What you will do >> Look for "Variación" in the listing below. Gather each line that contains it.

╭──

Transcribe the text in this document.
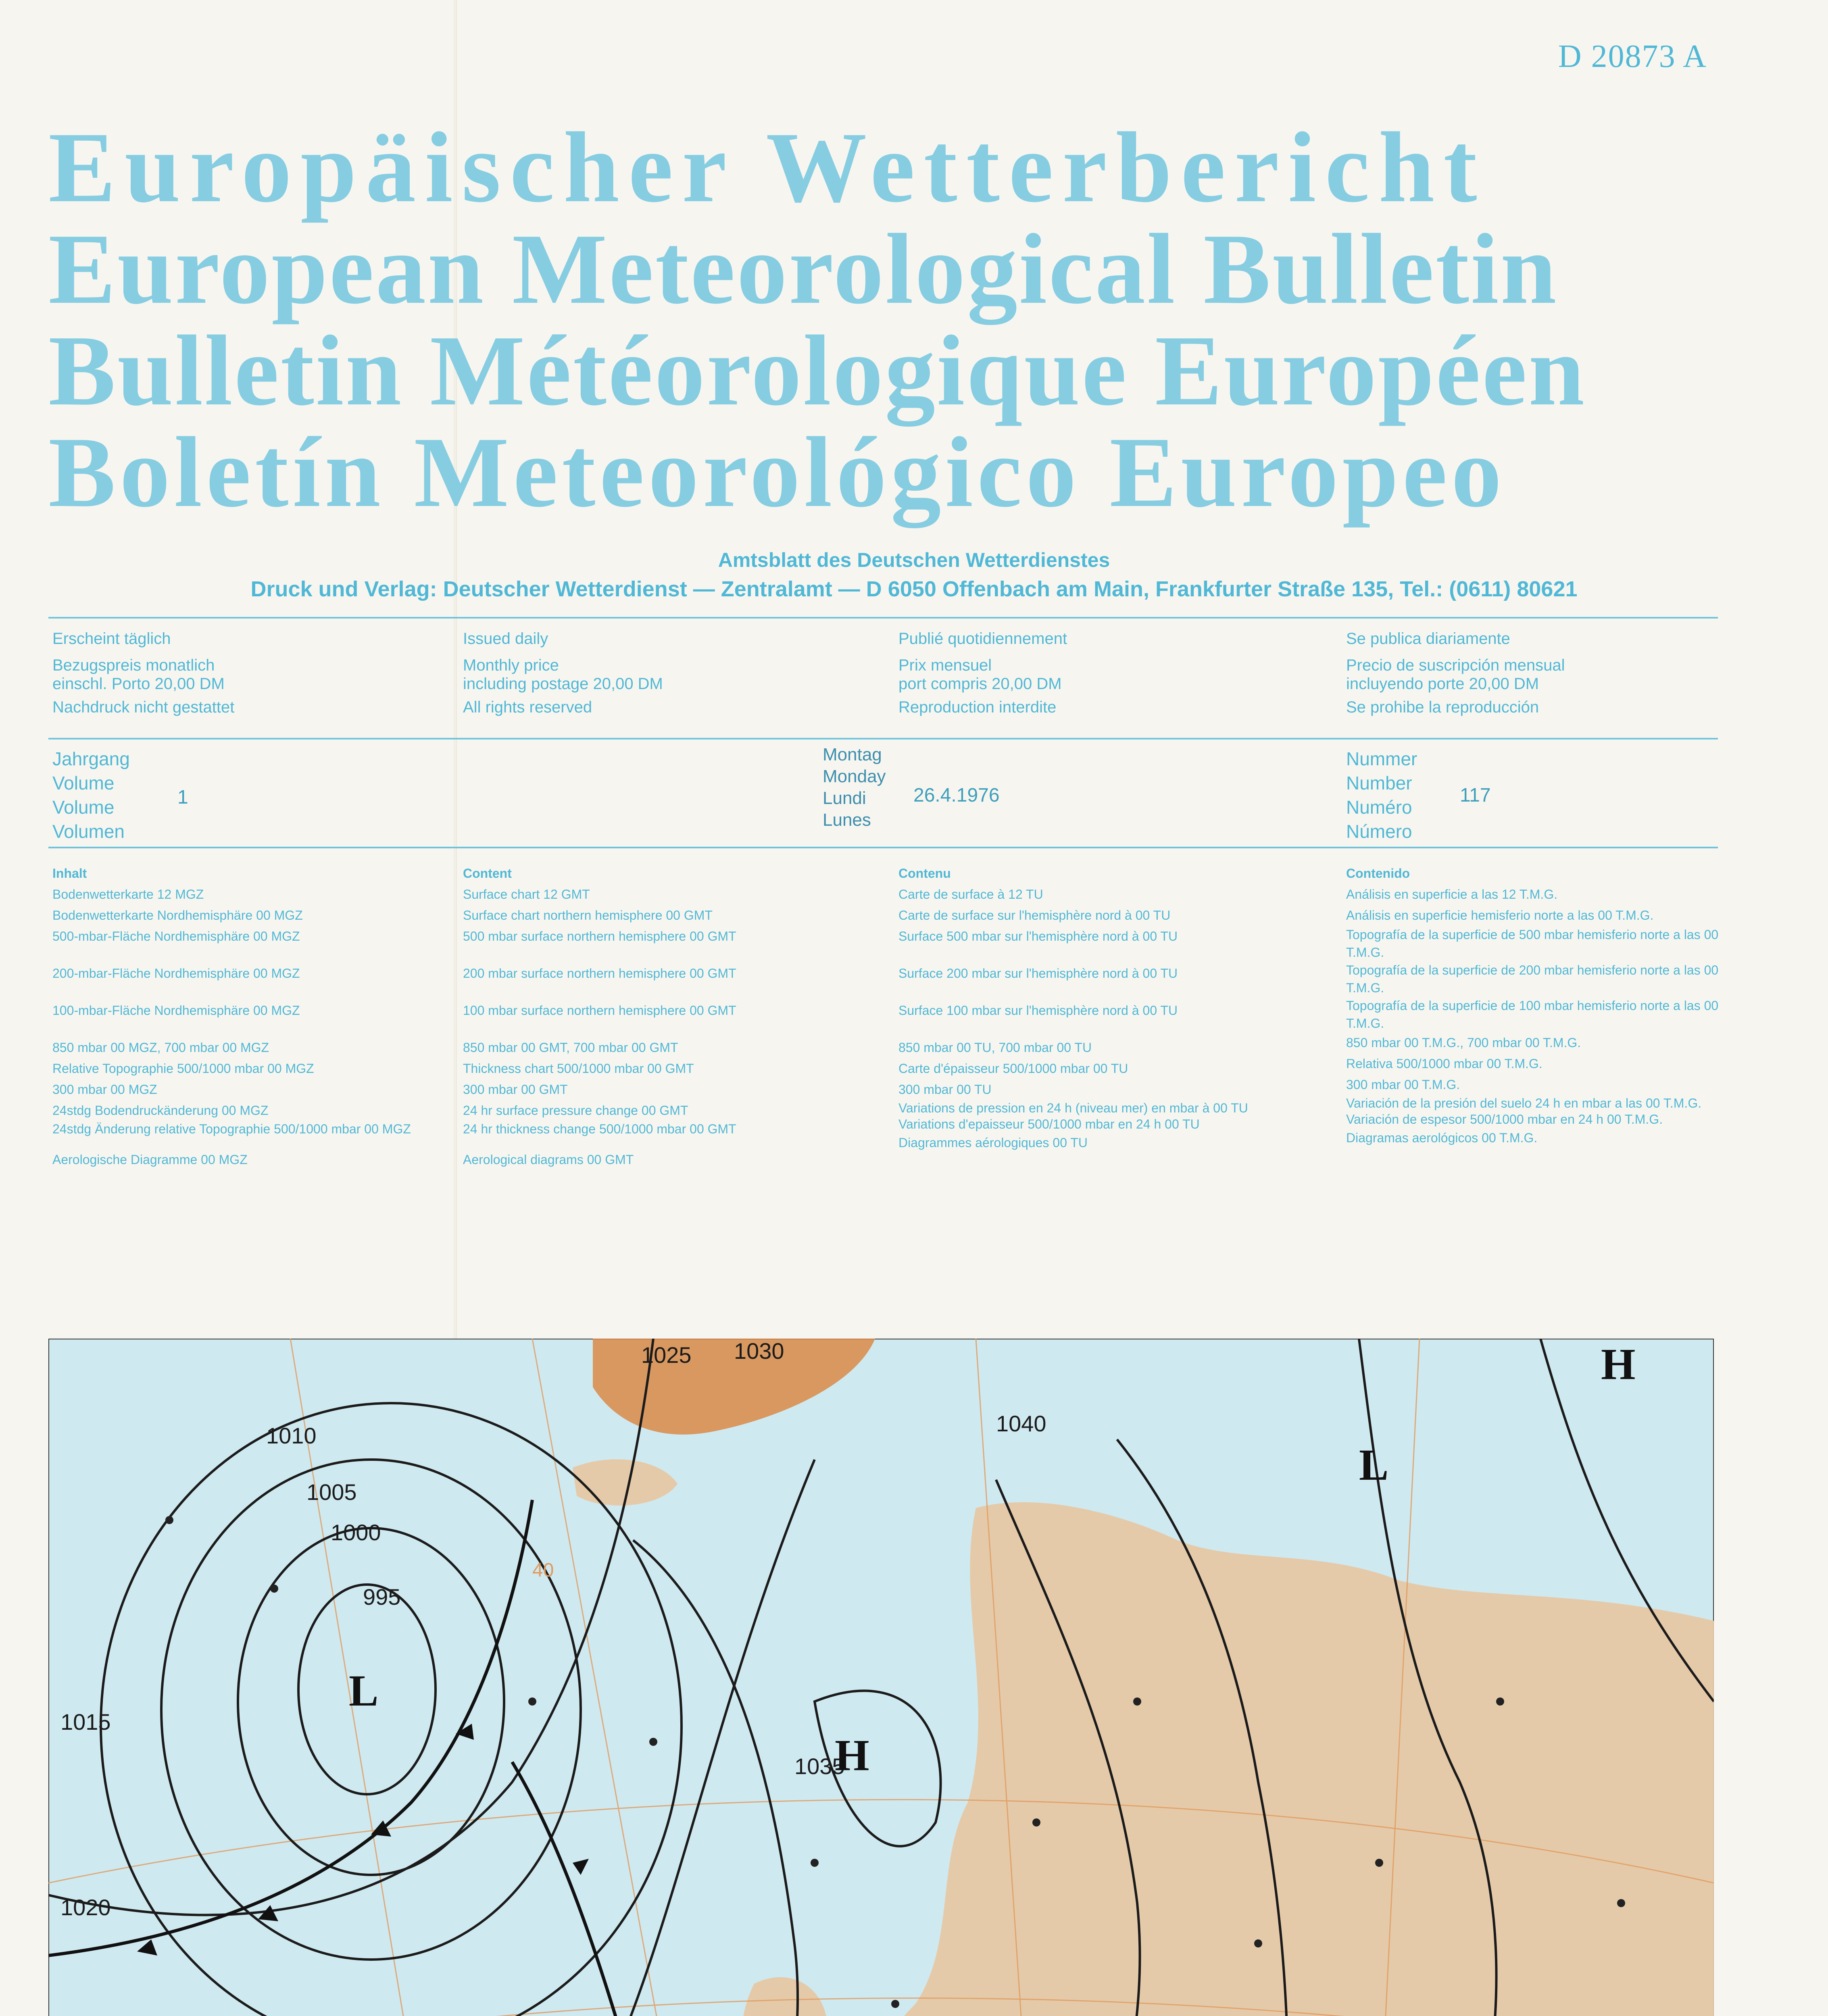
D 20873 A
Europäischer Wetterbericht
European Meteorological Bulletin
Bulletin Météorologique Européen
Boletín Meteorológico Europeo
Amtsblatt des Deutschen Wetterdienstes
Druck und Verlag: Deutscher Wetterdienst — Zentralamt — D 6050 Offenbach am Main, Frankfurter Straße 135, Tel.: (0611) 80621
Erscheint täglich
Bezugspreis monatlich
einschl. Porto 20,00 DM
Nachdruck nicht gestattet
Issued daily
Monthly price
including postage 20,00 DM
All rights reserved
Publié quotidiennement
Prix mensuel
port compris 20,00 DM
Reproduction interdite
Se publica diariamente
Precio de suscripción mensual
incluyendo porte 20,00 DM
Se prohibe la reproducción
Jahrgang
Volume
Volume
Volumen
1
Montag
Monday
Lundi
Lunes
26.4.1976
Nummer
Number
Numéro
Número
117
Inhalt
Bodenwetterkarte 12 MGZ
Bodenwetterkarte Nordhemisphäre 00 MGZ
500-mbar-Fläche Nordhemisphäre 00 MGZ
200-mbar-Fläche Nordhemisphäre 00 MGZ
100-mbar-Fläche Nordhemisphäre 00 MGZ
850 mbar 00 MGZ, 700 mbar 00 MGZ
Relative Topographie 500/1000 mbar 00 MGZ
300 mbar 00 MGZ
24stdg Bodendruckänderung 00 MGZ
24stdg Änderung relative Topographie 500/1000 mbar 00 MGZ
Aerologische Diagramme 00 MGZ
Content
Surface chart 12 GMT
Surface chart northern hemisphere 00 GMT
500 mbar surface northern hemisphere 00 GMT
200 mbar surface northern hemisphere 00 GMT
100 mbar surface northern hemisphere 00 GMT
850 mbar 00 GMT, 700 mbar 00 GMT
Thickness chart 500/1000 mbar 00 GMT
300 mbar 00 GMT
24 hr surface pressure change 00 GMT
24 hr thickness change 500/1000 mbar 00 GMT
Aerological diagrams 00 GMT
Contenu
Carte de surface à 12 TU
Carte de surface sur l'hemisphère nord à 00 TU
Surface 500 mbar sur l'hemisphère nord à 00 TU
Surface 200 mbar sur l'hemisphère nord à 00 TU
Surface 100 mbar sur l'hemisphère nord à 00 TU
850 mbar 00 TU, 700 mbar 00 TU
Carte d'épaisseur 500/1000 mbar 00 TU
300 mbar 00 TU
Variations de pression en 24 h (niveau mer) en mbar à 00 TU
Variations d'epaisseur 500/1000 mbar en 24 h 00 TU
Diagrammes aérologiques 00 TU
Contenido
Análisis en superficie a las 12 T.M.G.
Análisis en superficie hemisferio norte a las 00 T.M.G.
Topografía de la superficie de 500 mbar hemisferio norte a las 00 T.M.G.
Topografía de la superficie de 200 mbar hemisferio norte a las 00 T.M.G.
Topografía de la superficie de 100 mbar hemisferio norte a las 00 T.M.G.
850 mbar 00 T.M.G., 700 mbar 00 T.M.G.
Relativa 500/1000 mbar 00 T.M.G.
300 mbar 00 T.M.G.
Variación de la presión del suelo 24 h en mbar a las 00 T.M.G.
Variación de espesor 500/1000 mbar en 24 h 00 T.M.G.
Diagramas aerológicos 00 T.M.G.
995
1000
1005
1010
1015
1020
1025 1030
1035
1040
L
H
H
L
40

╰──

Response >>
Variación de la presión del suelo 24 h en mbar a las 00 T.M.G.
Variación de espesor 500/1000 mbar en 24 h 00 T.M.G.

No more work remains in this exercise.